▸ Quoted passage:
────

Brand loyalty is the
degree to which consumers prefers to purchase product from the same brand from
the same manufacturer repeatedly than from other suppliers. It enables the
marketing during the crisis period enabling the business to run in long term.
The four market group
segments based on brand loyalty status are:
Hardcore Loyal:
These are those buyers who buy only one brand all the time. Customers show
their strong desire and use the same brand always. Since they feel comfortable
and sense pride by using the product, people become hardcore loyal towards the
product. The more the customers are hardcore loyal, the more it represents the
products strengths. For example, there are large numbers of customers who only
prefer to wear and buy Nike shoes not the other brand shoes available in the
market, which shows that these customers are hardcore loyal only towards the
brand Nike.
Split Loyal:
These are those customers who are loyal to two or three brands. After making
the comparison from among two or three brands, the consumers decide to purchase
the product. The company can pinpoint which brands are most competitive with
its own. Company can not only identify their strengths and weaknesses but also
about their competitors. For example, the consumer buy either buy Nike or
Reebok shoes but not other brands which shows the split loyal for buying shoes.

────

▸ Records for the task:
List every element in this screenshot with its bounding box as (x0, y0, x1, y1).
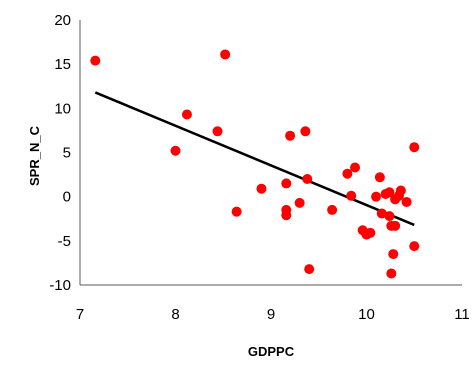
y-tick-label: 10 (54, 100, 71, 117)
data-point (256, 183, 267, 194)
data-point (181, 109, 192, 120)
trendline-group (94, 91, 415, 227)
y-axis-title: SPR_N_C (27, 125, 42, 186)
data-point (327, 204, 338, 215)
data-point (384, 187, 395, 198)
y-tick-label: 15 (54, 56, 71, 73)
data-point (371, 191, 382, 202)
tick-labels: 7 8 9 10 11 -10 -5 0 5 10 15 20 (49, 12, 469, 323)
data-point (294, 197, 305, 208)
data-point (342, 168, 353, 179)
data-point (374, 172, 385, 183)
data-point (390, 220, 401, 231)
y-tick-label: 0 (63, 189, 71, 206)
trendline (94, 91, 415, 227)
data-point (302, 174, 313, 184)
data-point (384, 211, 395, 222)
data-points (90, 49, 420, 279)
data-point (231, 206, 242, 217)
data-point (409, 241, 420, 252)
data-point (281, 210, 292, 221)
data-point (300, 126, 311, 137)
data-point (346, 190, 357, 201)
data-point (409, 142, 420, 153)
data-point (365, 227, 376, 238)
data-point (395, 185, 406, 196)
data-point (281, 178, 292, 189)
y-tick-label: -5 (58, 233, 71, 250)
y-tick-label: 20 (54, 12, 71, 29)
data-point (170, 145, 181, 156)
x-tick-label: 8 (171, 306, 179, 323)
y-tick-label: -10 (49, 277, 71, 294)
y-tick-label: 5 (63, 145, 71, 162)
x-tick-label: 9 (267, 306, 275, 323)
data-point (401, 196, 412, 207)
data-point (388, 249, 399, 260)
x-tick-label: 10 (358, 306, 375, 323)
axes (79, 20, 462, 286)
data-point (285, 130, 296, 141)
x-tick-label: 7 (76, 306, 84, 323)
data-point (90, 55, 101, 66)
data-point (350, 162, 361, 173)
data-point (386, 268, 397, 279)
data-point (376, 208, 387, 219)
x-tick-label: 11 (454, 306, 470, 323)
data-point (304, 264, 315, 275)
data-point (220, 49, 231, 60)
x-axis-title: GDPPC (248, 344, 295, 359)
data-point (212, 126, 223, 137)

────

▸ Prompt 1:
Reproduce every line of the records above without changing anything, leaving out the picture.
▸ Prompt 2:
Write the next part of the brand loyalty passage, picking up after its final sentence.

▸ Exercise response 1:
List every element in this screenshot with its bounding box as (x0, y0, x1, y1).
y-tick-label: 10 (54, 100, 71, 117)
data-point (256, 183, 267, 194)
data-point (181, 109, 192, 120)
trendline-group (94, 91, 415, 227)
y-axis-title: SPR_N_C (27, 125, 42, 186)
data-point (327, 204, 338, 215)
data-point (384, 187, 395, 198)
y-tick-label: 15 (54, 56, 71, 73)
data-point (371, 191, 382, 202)
tick-labels: 7 8 9 10 11 -10 -5 0 5 10 15 20 (49, 12, 469, 323)
data-point (294, 197, 305, 208)
data-point (342, 168, 353, 179)
data-point (374, 172, 385, 183)
data-point (390, 220, 401, 231)
y-tick-label: 0 (63, 189, 71, 206)
trendline (94, 91, 415, 227)
data-point (302, 174, 313, 184)
data-point (384, 211, 395, 222)
data-points (90, 49, 420, 279)
data-point (231, 206, 242, 217)
data-point (409, 241, 420, 252)
data-point (281, 210, 292, 221)
data-point (300, 126, 311, 137)
data-point (346, 190, 357, 201)
data-point (409, 142, 420, 153)
data-point (365, 227, 376, 238)
data-point (395, 185, 406, 196)
data-point (281, 178, 292, 189)
y-tick-label: -5 (58, 233, 71, 250)
y-tick-label: 20 (54, 12, 71, 29)
data-point (170, 145, 181, 156)
x-tick-label: 8 (171, 306, 179, 323)
y-tick-label: -10 (49, 277, 71, 294)
y-tick-label: 5 (63, 145, 71, 162)
x-tick-label: 9 (267, 306, 275, 323)
data-point (401, 196, 412, 207)
data-point (388, 249, 399, 260)
x-tick-label: 10 (358, 306, 375, 323)
axes (79, 20, 462, 286)
data-point (285, 130, 296, 141)
x-tick-label: 7 (76, 306, 84, 323)
data-point (90, 55, 101, 66)
data-point (350, 162, 361, 173)
data-point (386, 268, 397, 279)
data-point (376, 208, 387, 219)
x-tick-label: 11 (454, 306, 470, 323)
data-point (304, 264, 315, 275)
data-point (220, 49, 231, 60)
x-axis-title: GDPPC (248, 344, 295, 359)
data-point (212, 126, 223, 137)

▸ Exercise response 2:
Shifting Loyal:
These are those customers who shift from one brand to other. The consumers
shift their loyalty from one brand to another when they are not satisfied with
their previous product or due to various other reasons. When consumers shift by
looking at customers who are shifting away from its brands, the company can
learn about its marketing weaknesses and attempt to correct them. For example,
if the consumer in the past used Nike shoes but due to some reason if he starts
using Reebok shoes, then this is the case of shifting loyal.
Switchers: They
are those who show no loyalty to any brands. The consumer doesn't care about
any of the brands, they just buy any products available in the market if found
at a reasonable price. For example, if a consumer likes to buy shoes, he just
buys any shoes available in the market, with no concerns for brand image.
Reference:
Keller, Philip Kotler and
Kevin Lane. (2006). Marketing Management (12 ed.). New Jersey:
Prentice Hall.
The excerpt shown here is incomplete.